Stated task.
Gather all lines with "this" from the records.

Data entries
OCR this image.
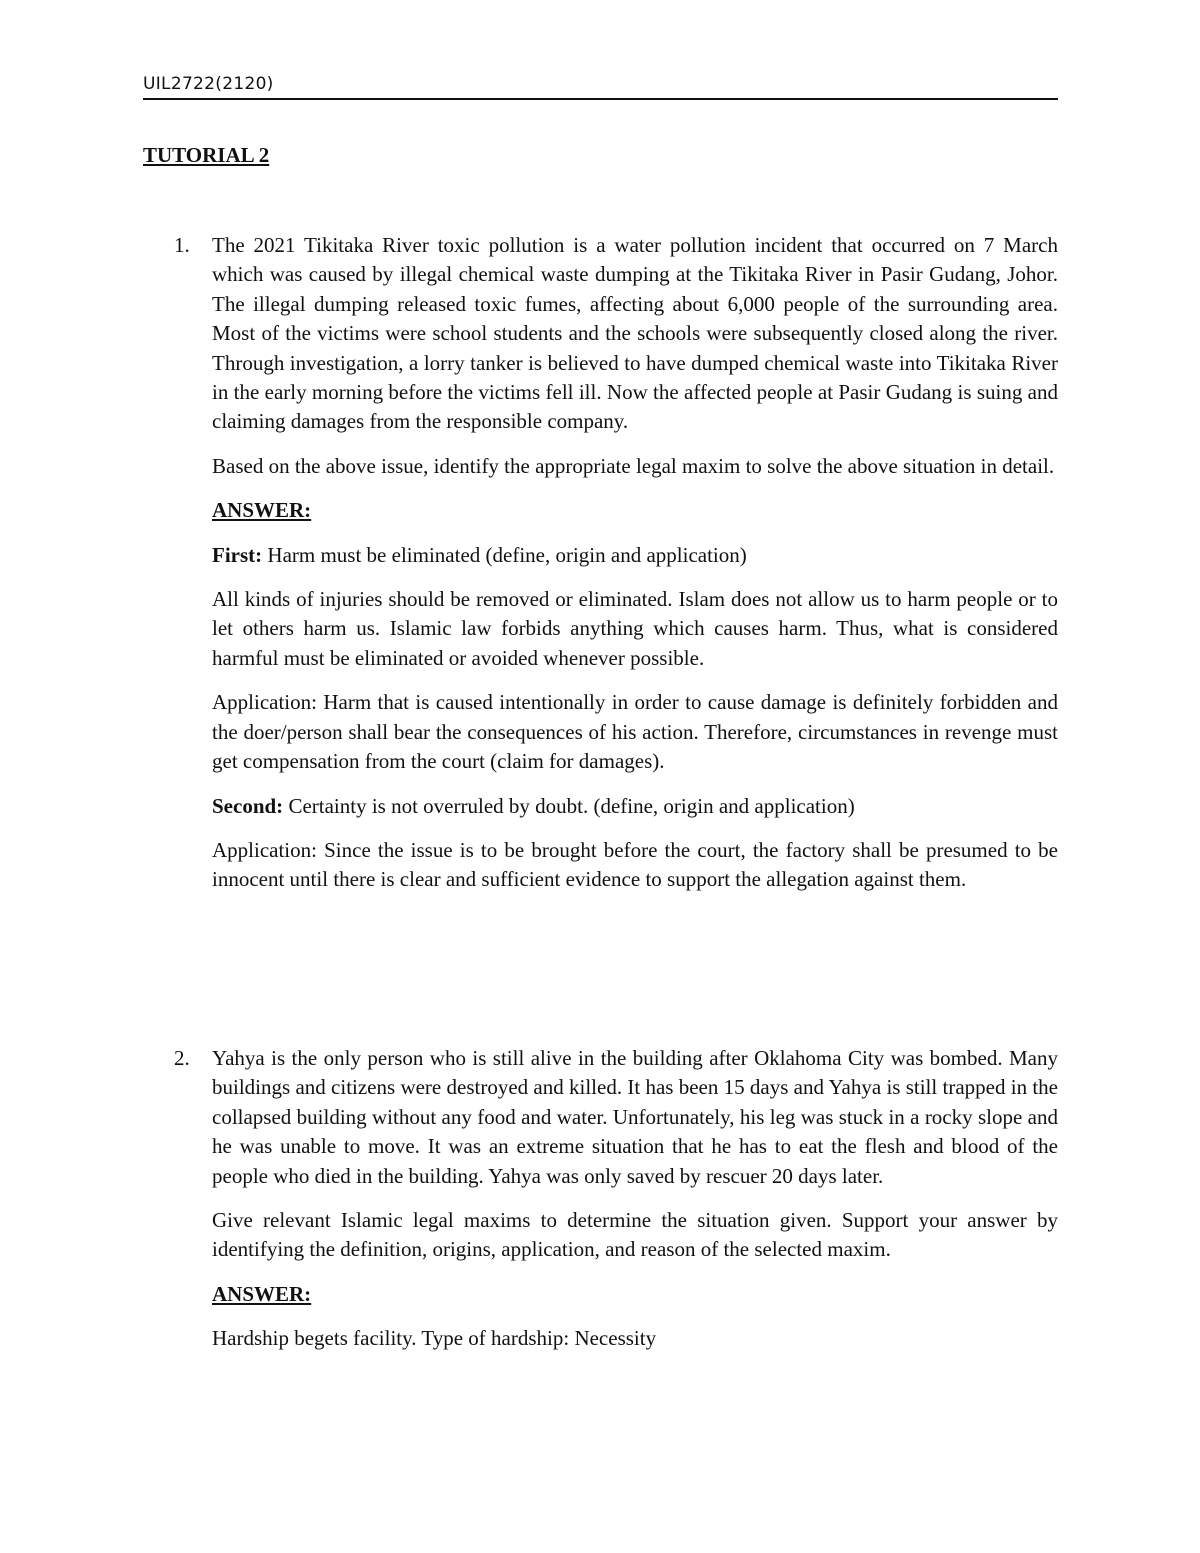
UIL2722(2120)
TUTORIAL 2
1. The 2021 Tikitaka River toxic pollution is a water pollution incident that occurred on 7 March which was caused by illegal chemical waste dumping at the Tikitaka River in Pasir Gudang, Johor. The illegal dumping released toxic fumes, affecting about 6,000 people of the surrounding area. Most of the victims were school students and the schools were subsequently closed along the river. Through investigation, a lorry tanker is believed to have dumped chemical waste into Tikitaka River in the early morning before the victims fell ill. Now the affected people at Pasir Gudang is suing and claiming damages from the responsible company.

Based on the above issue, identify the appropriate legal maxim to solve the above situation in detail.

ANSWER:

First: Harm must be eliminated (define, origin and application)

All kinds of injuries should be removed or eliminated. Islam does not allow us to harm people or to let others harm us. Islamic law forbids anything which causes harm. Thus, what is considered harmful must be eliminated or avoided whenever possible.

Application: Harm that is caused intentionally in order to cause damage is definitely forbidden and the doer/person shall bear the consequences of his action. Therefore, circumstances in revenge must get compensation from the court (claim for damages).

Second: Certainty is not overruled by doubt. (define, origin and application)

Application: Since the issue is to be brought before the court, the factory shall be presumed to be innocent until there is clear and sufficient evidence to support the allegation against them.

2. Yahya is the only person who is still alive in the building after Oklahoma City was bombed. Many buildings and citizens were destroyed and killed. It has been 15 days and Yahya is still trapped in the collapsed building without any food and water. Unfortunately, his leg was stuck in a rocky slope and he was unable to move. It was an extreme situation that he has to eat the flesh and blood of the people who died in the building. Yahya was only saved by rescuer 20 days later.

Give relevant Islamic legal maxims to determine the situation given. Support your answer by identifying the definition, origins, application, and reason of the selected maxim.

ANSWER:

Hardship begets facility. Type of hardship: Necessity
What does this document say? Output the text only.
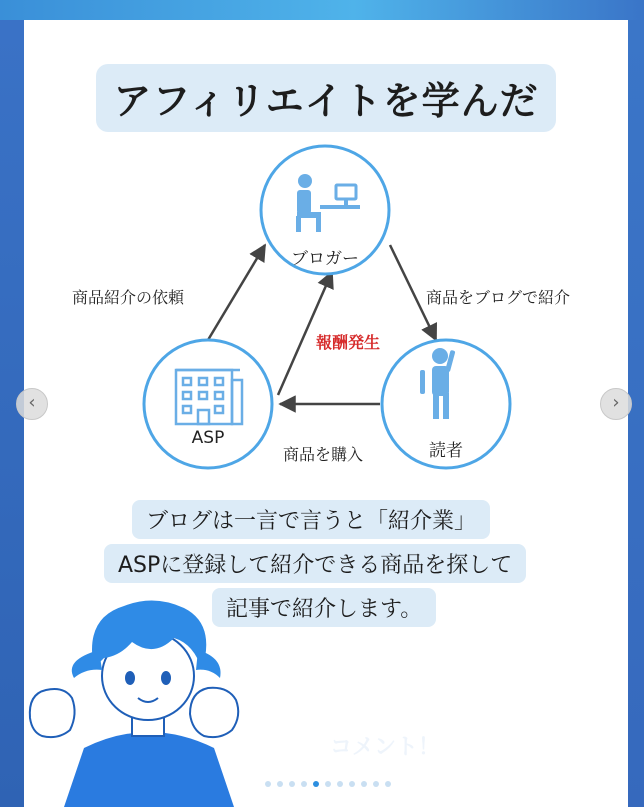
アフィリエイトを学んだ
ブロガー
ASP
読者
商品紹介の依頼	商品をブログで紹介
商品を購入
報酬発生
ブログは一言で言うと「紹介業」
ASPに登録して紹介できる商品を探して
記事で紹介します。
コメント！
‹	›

Finished exercise.
OCR this image.
What does this document say? Output the text only.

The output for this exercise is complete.